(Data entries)
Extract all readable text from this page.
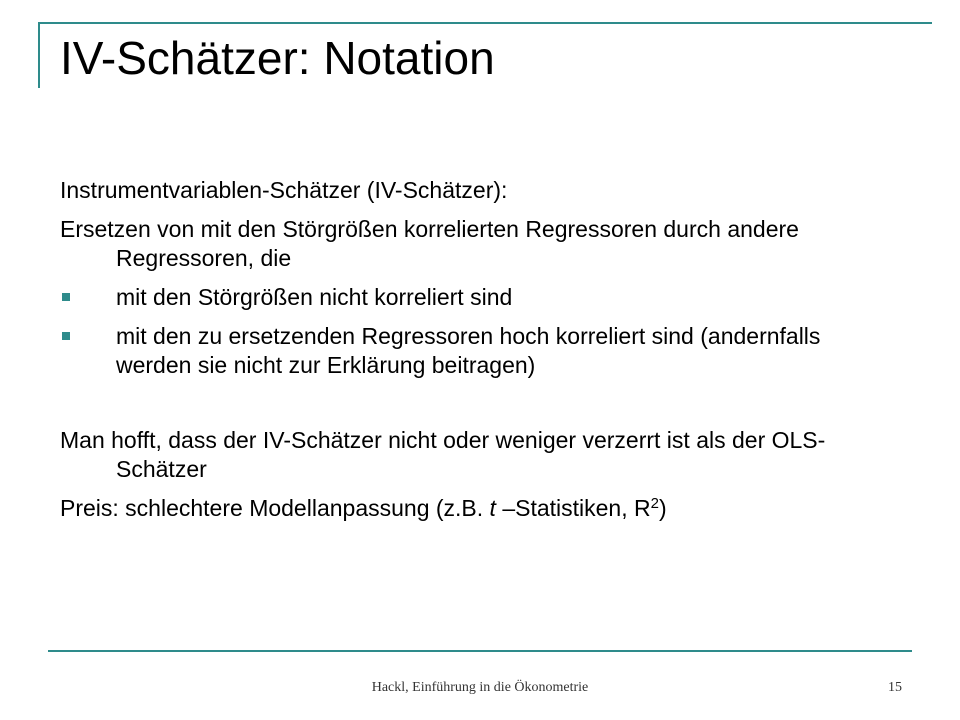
IV-Schätzer: Notation

Instrumentvariablen-Schätzer (IV-Schätzer):

Ersetzen von mit den Störgrößen korrelierten Regressoren durch andere Regressoren, die

mit den Störgrößen nicht korreliert sind
mit den zu ersetzenden Regressoren hoch korreliert sind (andernfalls werden sie nicht zur Erklärung beitragen)

Man hofft, dass der IV-Schätzer nicht oder weniger verzerrt ist als der OLS-Schätzer

Preis: schlechtere Modellanpassung (z.B. t –Statistiken, $R^2$)

Hackl, Einführung in die Ökonometrie	15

▶ WHAT YOU ARE ASKED TO DO:
Give the material again exactly as it is, but keep the pictures out.

▶ CORRECT RESULT:
Extract all readable text from this page.
IV-Schätzer: Notation

Instrumentvariablen-Schätzer (IV-Schätzer):

Ersetzen von mit den Störgrößen korrelierten Regressoren durch andere Regressoren, die

mit den Störgrößen nicht korreliert sind
mit den zu ersetzenden Regressoren hoch korreliert sind (andernfalls werden sie nicht zur Erklärung beitragen)

Man hofft, dass der IV-Schätzer nicht oder weniger verzerrt ist als der OLS-Schätzer

Preis: schlechtere Modellanpassung (z.B. t –Statistiken, $R^2$)

Hackl, Einführung in die Ökonometrie	15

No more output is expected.